## WHAT YOU WILL DO
Transcribe all of the material exactly, except for its pictures.

>> start

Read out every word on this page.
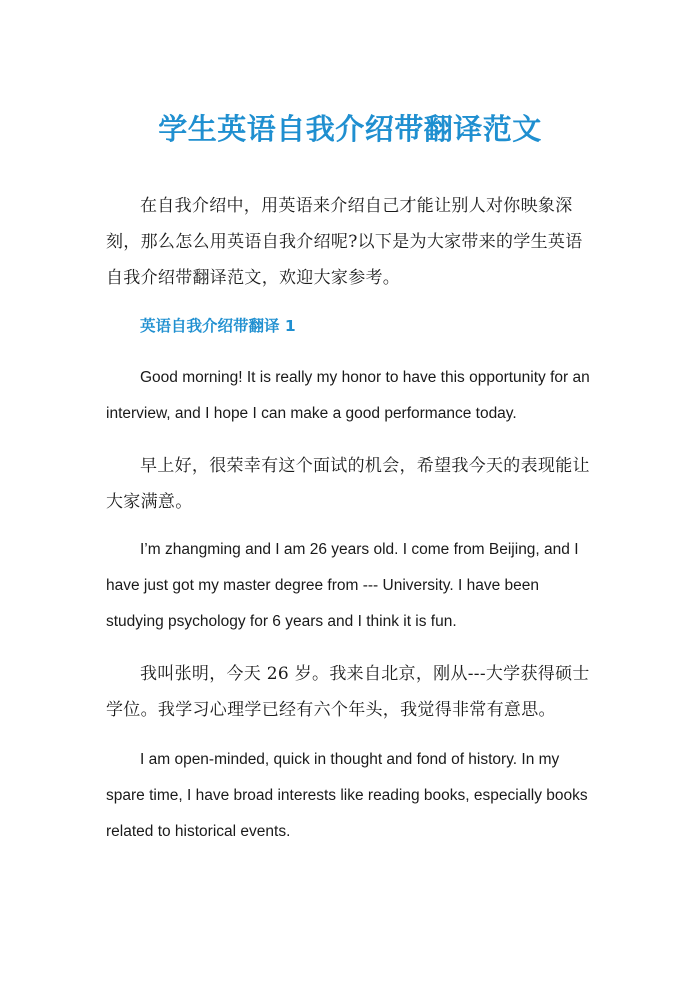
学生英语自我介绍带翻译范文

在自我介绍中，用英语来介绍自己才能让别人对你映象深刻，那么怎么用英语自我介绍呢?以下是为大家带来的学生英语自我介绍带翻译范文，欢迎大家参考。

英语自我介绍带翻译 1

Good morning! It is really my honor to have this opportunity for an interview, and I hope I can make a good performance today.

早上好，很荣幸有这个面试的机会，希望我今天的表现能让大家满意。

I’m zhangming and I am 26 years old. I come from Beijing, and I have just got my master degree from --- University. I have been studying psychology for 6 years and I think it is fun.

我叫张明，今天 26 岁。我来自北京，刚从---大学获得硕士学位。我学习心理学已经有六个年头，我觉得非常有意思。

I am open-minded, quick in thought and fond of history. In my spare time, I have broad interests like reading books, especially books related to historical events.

>> end

## SOLUTION FOR THIS EXERCISE
Read out every word on this page.
学生英语自我介绍带翻译范文

在自我介绍中，用英语来介绍自己才能让别人对你映象深刻，那么怎么用英语自我介绍呢?以下是为大家带来的学生英语自我介绍带翻译范文，欢迎大家参考。

英语自我介绍带翻译 1

Good morning! It is really my honor to have this opportunity for an interview, and I hope I can make a good performance today.

早上好，很荣幸有这个面试的机会，希望我今天的表现能让大家满意。

I’m zhangming and I am 26 years old. I come from Beijing, and I have just got my master degree from --- University. I have been studying psychology for 6 years and I think it is fun.

我叫张明，今天 26 岁。我来自北京，刚从---大学获得硕士学位。我学习心理学已经有六个年头，我觉得非常有意思。

I am open-minded, quick in thought and fond of history. In my spare time, I have broad interests like reading books, especially books related to historical events.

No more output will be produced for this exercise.